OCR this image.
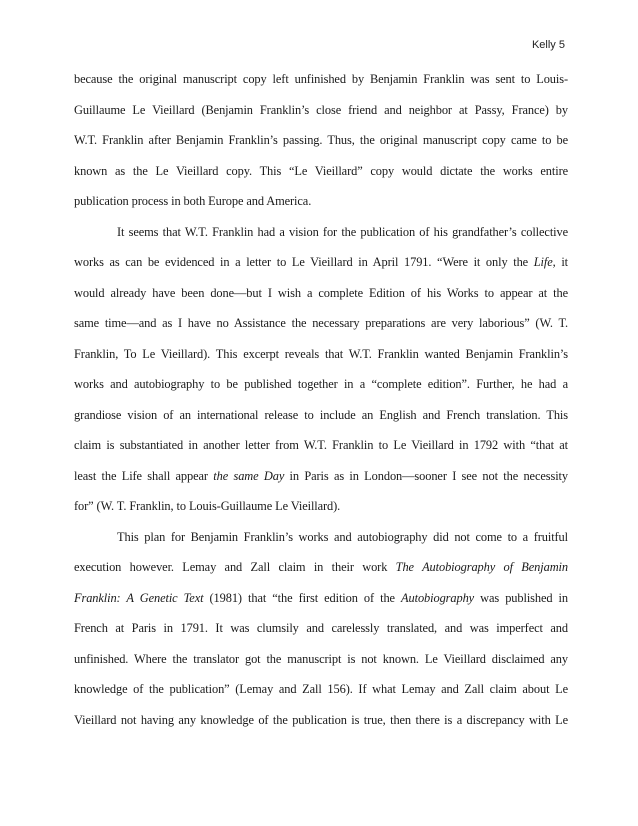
Kelly 5
because the original manuscript copy left unfinished by Benjamin Franklin was sent to Louis-
Guillaume Le Vieillard (Benjamin Franklin’s close friend and neighbor at Passy, France) by
W.T. Franklin after Benjamin Franklin’s passing. Thus, the original manuscript copy came to be
known as the Le Vieillard copy. This “Le Vieillard” copy would dictate the works entire
publication process in both Europe and America.
It seems that W.T. Franklin had a vision for the publication of his grandfather’s collective
works as can be evidenced in a letter to Le Vieillard in April 1791. “Were it only the Life, it
would already have been done—but I wish a complete Edition of his Works to appear at the
same time—and as I have no Assistance the necessary preparations are very laborious” (W. T.
Franklin, To Le Vieillard). This excerpt reveals that W.T. Franklin wanted Benjamin Franklin’s
works and autobiography to be published together in a “complete edition”. Further, he had a
grandiose vision of an international release to include an English and French translation. This
claim is substantiated in another letter from W.T. Franklin to Le Vieillard in 1792 with “that at
least the Life shall appear the same Day in Paris as in London—sooner I see not the necessity
for” (W. T. Franklin, to Louis-Guillaume Le Vieillard).
This plan for Benjamin Franklin’s works and autobiography did not come to a fruitful
execution however. Lemay and Zall claim in their work The Autobiography of Benjamin
Franklin: A Genetic Text (1981) that “the first edition of the Autobiography was published in
French at Paris in 1791. It was clumsily and carelessly translated, and was imperfect and
unfinished. Where the translator got the manuscript is not known. Le Vieillard disclaimed any
knowledge of the publication” (Lemay and Zall 156). If what Lemay and Zall claim about Le
Vieillard not having any knowledge of the publication is true, then there is a discrepancy with Le
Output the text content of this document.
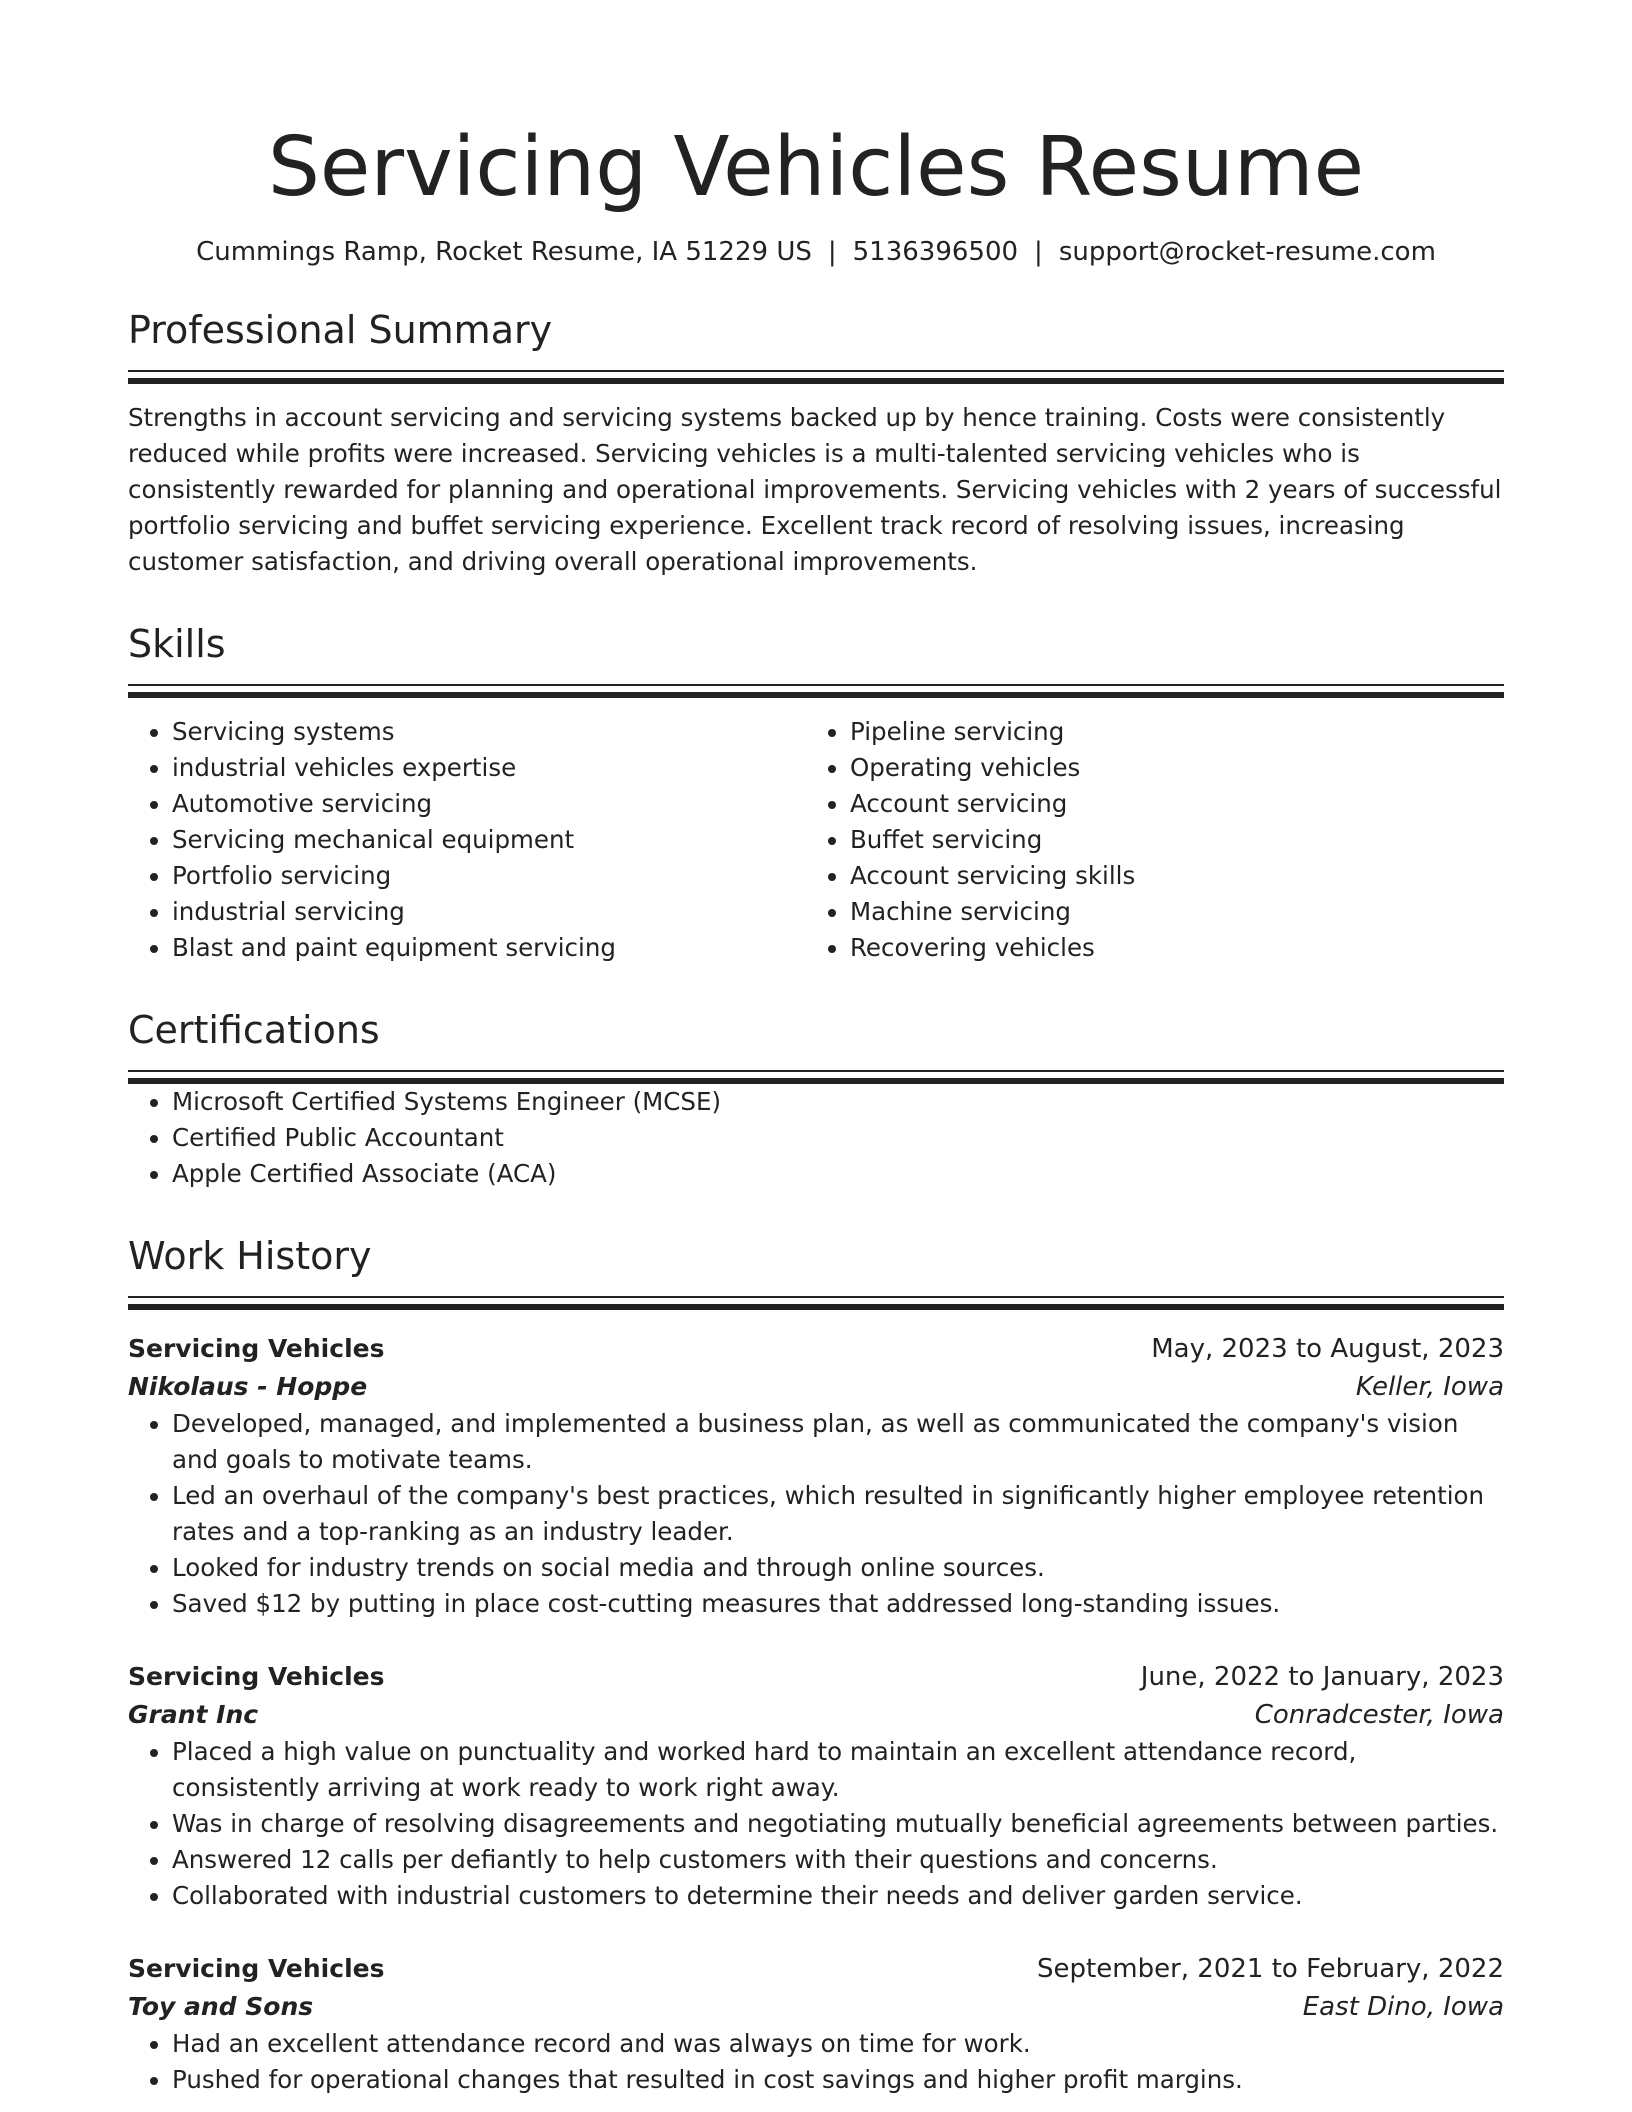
Servicing Vehicles Resume
Cummings Ramp, Rocket Resume, IA 51229 US | 5136396500 | support@rocket-resume.com
Professional Summary
Strengths in account servicing and servicing systems backed up by hence training. Costs were consistently reduced while profits were increased. Servicing vehicles is a multi-talented servicing vehicles who is consistently rewarded for planning and operational improvements. Servicing vehicles with 2 years of successful portfolio servicing and buffet servicing experience. Excellent track record of resolving issues, increasing customer satisfaction, and driving overall operational improvements.
Skills
• Servicing systems
• industrial vehicles expertise
• Automotive servicing
• Servicing mechanical equipment
• Portfolio servicing
• industrial servicing
• Blast and paint equipment servicing
• Pipeline servicing
• Operating vehicles
• Account servicing
• Buffet servicing
• Account servicing skills
• Machine servicing
• Recovering vehicles
Certifications
• Microsoft Certified Systems Engineer (MCSE)
• Certified Public Accountant
• Apple Certified Associate (ACA)
Work History
Servicing Vehicles	May, 2023 to August, 2023
Nikolaus - Hoppe	Keller, Iowa
• Developed, managed, and implemented a business plan, as well as communicated the company's vision and goals to motivate teams.
• Led an overhaul of the company's best practices, which resulted in significantly higher employee retention rates and a top-ranking as an industry leader.
• Looked for industry trends on social media and through online sources.
• Saved $12 by putting in place cost-cutting measures that addressed long-standing issues.
Servicing Vehicles	June, 2022 to January, 2023
Grant Inc	Conradcester, Iowa
• Placed a high value on punctuality and worked hard to maintain an excellent attendance record, consistently arriving at work ready to work right away.
• Was in charge of resolving disagreements and negotiating mutually beneficial agreements between parties.
• Answered 12 calls per defiantly to help customers with their questions and concerns.
• Collaborated with industrial customers to determine their needs and deliver garden service.
Servicing Vehicles	September, 2021 to February, 2022
Toy and Sons	East Dino, Iowa
• Had an excellent attendance record and was always on time for work.
• Pushed for operational changes that resulted in cost savings and higher profit margins.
* * * * *
§ **Problem description**: Filter out every line that lacks the word "Lemay", and copy the rest.

§ **Right answer**:
execution however. Lemay and Zall claim in their work The Autobiography of Benjamin
knowledge of the publication” (Lemay and Zall 156). If what Lemay and Zall claim about Le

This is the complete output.